Reproduce all lines of the listing below in which the word "template" occurs.

— start of Provided entries —

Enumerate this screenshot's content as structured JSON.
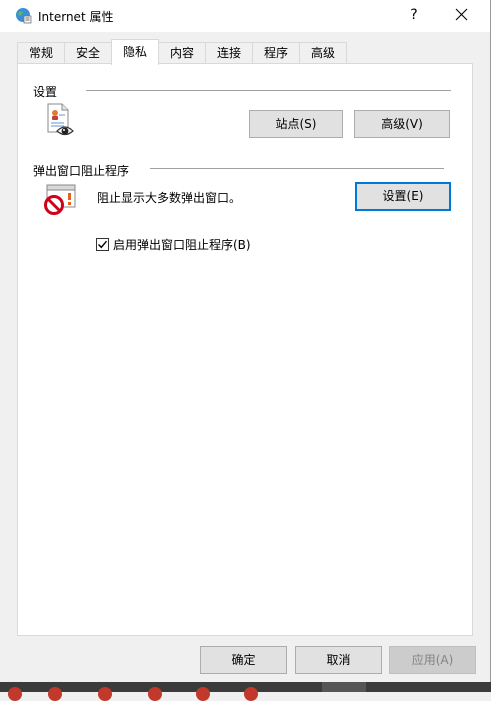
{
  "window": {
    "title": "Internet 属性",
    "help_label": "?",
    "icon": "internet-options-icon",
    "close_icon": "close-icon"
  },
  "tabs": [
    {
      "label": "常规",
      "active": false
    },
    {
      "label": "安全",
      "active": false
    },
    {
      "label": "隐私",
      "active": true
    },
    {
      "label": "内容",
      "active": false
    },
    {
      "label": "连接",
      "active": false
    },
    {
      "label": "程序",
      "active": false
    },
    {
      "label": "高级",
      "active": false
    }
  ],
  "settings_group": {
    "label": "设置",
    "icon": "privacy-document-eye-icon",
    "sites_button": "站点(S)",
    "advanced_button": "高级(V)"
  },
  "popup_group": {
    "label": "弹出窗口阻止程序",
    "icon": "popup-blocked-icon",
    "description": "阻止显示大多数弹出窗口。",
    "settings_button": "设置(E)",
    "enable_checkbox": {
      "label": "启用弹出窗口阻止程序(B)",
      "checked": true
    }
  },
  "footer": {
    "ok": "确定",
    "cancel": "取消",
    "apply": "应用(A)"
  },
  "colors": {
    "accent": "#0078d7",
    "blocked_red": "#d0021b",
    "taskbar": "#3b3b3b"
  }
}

— end of Provided entries —
— start of Provided entries —

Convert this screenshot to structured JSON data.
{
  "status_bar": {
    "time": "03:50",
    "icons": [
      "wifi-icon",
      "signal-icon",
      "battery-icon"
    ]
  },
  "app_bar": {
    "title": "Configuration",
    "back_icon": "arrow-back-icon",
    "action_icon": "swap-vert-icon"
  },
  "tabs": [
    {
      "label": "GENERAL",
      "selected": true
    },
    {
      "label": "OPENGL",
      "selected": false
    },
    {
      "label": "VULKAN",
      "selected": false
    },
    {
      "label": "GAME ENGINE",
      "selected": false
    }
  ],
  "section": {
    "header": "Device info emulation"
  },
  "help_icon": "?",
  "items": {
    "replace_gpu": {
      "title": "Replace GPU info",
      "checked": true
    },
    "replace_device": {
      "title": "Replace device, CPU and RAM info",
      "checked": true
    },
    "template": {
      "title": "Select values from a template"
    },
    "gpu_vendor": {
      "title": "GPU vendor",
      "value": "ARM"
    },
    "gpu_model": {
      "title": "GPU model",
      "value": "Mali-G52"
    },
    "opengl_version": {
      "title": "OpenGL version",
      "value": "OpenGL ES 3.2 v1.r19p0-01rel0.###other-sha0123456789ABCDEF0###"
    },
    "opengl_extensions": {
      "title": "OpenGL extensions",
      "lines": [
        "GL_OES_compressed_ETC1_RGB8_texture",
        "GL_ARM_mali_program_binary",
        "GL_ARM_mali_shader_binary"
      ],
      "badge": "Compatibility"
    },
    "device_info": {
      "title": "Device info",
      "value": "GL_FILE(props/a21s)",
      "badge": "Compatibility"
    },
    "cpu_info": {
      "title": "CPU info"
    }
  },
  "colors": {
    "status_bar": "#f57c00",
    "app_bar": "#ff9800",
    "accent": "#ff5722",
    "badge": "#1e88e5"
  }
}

— end of Provided entries —
— start of Provided entries —

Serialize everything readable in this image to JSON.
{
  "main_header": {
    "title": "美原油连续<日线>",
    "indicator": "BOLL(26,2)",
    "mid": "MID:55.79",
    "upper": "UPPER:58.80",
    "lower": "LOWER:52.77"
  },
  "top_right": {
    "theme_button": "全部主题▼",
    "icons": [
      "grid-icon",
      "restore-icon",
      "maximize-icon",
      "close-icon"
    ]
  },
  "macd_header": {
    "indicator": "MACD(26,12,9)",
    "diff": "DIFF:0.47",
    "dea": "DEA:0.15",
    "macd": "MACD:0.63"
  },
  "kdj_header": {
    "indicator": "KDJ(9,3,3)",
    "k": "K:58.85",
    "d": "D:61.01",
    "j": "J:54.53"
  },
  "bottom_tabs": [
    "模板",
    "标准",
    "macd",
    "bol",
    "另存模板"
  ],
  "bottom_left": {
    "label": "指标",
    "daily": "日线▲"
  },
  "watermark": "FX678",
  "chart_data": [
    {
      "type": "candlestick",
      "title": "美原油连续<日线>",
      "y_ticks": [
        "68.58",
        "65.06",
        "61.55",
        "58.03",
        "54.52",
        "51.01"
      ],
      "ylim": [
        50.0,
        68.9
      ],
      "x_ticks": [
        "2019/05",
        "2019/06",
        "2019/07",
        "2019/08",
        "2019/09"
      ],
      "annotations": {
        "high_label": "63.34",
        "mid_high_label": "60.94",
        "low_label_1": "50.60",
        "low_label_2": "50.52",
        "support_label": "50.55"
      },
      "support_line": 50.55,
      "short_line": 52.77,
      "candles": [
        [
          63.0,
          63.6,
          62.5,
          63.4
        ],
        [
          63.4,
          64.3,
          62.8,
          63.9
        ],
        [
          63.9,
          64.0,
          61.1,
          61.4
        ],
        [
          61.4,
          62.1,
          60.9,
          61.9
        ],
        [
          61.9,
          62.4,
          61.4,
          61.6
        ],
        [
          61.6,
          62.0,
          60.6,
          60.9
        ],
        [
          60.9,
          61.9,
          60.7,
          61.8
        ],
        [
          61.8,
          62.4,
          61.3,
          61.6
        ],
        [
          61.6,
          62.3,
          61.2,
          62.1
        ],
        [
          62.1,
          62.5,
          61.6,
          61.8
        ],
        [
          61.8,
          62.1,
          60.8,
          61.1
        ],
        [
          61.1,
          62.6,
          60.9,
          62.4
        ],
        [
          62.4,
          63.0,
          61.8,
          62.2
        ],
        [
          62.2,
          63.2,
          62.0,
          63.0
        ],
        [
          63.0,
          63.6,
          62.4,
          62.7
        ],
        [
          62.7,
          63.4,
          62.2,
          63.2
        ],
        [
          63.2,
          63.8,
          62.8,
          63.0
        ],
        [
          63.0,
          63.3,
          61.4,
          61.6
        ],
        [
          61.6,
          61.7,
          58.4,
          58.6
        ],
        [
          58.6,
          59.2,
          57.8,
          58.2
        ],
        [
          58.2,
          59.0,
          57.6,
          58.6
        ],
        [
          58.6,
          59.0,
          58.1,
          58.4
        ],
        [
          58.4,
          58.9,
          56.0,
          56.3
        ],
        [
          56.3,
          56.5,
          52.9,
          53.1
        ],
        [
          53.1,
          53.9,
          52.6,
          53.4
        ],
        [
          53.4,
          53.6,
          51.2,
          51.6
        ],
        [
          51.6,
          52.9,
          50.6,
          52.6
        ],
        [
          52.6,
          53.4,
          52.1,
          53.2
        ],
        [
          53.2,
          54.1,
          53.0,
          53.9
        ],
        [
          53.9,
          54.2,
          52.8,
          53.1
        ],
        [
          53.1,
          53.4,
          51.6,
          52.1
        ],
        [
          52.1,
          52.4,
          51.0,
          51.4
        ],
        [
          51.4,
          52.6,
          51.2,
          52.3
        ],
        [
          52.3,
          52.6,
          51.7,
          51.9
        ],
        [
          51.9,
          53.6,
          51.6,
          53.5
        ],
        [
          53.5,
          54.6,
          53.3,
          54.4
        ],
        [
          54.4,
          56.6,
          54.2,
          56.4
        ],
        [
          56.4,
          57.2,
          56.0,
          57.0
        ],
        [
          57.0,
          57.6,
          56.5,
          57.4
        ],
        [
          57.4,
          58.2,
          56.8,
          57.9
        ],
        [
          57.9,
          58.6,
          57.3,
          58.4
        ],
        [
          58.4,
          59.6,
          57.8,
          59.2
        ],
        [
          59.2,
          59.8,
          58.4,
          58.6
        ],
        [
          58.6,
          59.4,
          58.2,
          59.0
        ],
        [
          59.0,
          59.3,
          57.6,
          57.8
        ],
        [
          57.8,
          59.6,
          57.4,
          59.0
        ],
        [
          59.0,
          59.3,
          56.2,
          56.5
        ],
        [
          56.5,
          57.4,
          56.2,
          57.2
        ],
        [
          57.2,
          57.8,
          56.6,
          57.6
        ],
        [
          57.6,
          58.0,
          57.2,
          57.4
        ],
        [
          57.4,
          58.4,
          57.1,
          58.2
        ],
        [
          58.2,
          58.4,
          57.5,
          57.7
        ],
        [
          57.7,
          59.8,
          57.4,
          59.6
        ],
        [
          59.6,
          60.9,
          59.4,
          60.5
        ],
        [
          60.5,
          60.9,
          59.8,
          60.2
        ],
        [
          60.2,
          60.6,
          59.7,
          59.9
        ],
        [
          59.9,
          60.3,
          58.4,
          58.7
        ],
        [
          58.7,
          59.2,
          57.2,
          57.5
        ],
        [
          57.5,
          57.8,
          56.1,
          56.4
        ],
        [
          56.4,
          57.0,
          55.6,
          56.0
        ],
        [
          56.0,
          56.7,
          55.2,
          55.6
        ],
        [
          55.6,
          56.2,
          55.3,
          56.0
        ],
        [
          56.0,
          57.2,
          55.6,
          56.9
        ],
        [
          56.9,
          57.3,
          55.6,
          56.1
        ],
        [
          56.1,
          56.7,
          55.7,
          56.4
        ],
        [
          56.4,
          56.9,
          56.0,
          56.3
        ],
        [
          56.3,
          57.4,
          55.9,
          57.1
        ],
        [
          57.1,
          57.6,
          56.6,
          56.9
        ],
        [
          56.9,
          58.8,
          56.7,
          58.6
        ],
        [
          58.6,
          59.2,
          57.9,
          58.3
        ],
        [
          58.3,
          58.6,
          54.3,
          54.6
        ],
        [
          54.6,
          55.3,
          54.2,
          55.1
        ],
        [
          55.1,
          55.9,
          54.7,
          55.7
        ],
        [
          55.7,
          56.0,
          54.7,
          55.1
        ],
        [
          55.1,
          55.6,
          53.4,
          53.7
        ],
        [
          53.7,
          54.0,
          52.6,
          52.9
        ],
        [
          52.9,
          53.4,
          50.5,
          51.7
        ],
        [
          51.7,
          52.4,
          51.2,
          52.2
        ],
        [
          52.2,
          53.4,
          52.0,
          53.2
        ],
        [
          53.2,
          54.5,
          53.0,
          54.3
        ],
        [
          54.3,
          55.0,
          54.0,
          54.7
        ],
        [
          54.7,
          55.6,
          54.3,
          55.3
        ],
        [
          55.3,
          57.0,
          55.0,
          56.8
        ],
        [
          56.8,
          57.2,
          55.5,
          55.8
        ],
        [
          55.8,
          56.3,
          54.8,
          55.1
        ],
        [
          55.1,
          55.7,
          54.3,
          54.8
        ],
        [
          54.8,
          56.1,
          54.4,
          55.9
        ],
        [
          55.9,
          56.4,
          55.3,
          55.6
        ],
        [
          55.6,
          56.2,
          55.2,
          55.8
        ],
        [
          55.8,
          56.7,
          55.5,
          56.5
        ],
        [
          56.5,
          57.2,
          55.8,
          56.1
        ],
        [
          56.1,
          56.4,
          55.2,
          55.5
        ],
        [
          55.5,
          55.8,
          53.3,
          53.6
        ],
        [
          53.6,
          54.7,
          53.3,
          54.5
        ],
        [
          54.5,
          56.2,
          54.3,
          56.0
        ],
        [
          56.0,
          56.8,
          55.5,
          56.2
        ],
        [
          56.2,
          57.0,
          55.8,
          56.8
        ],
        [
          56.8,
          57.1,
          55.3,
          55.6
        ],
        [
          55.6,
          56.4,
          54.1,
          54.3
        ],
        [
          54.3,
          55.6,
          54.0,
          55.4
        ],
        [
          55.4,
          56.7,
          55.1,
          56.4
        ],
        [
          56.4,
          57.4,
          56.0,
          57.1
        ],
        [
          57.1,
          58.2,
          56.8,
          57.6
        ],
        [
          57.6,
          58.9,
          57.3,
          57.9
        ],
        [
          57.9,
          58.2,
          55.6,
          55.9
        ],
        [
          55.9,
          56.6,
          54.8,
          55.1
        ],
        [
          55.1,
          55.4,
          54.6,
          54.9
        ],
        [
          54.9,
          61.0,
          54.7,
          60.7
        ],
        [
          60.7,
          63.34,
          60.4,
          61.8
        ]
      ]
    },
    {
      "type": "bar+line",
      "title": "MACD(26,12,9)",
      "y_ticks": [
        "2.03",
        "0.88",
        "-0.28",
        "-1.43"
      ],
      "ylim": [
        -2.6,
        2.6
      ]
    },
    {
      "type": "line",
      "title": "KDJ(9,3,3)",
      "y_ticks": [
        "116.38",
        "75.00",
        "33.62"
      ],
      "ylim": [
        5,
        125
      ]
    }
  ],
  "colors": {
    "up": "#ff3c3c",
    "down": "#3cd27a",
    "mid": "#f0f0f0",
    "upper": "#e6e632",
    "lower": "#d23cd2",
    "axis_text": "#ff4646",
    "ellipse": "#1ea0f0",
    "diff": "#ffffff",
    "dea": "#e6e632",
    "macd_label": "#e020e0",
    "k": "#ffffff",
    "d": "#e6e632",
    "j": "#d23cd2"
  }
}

— end of Provided entries —

__Right answer__.
    "template": {
      "title": "Select values from a template"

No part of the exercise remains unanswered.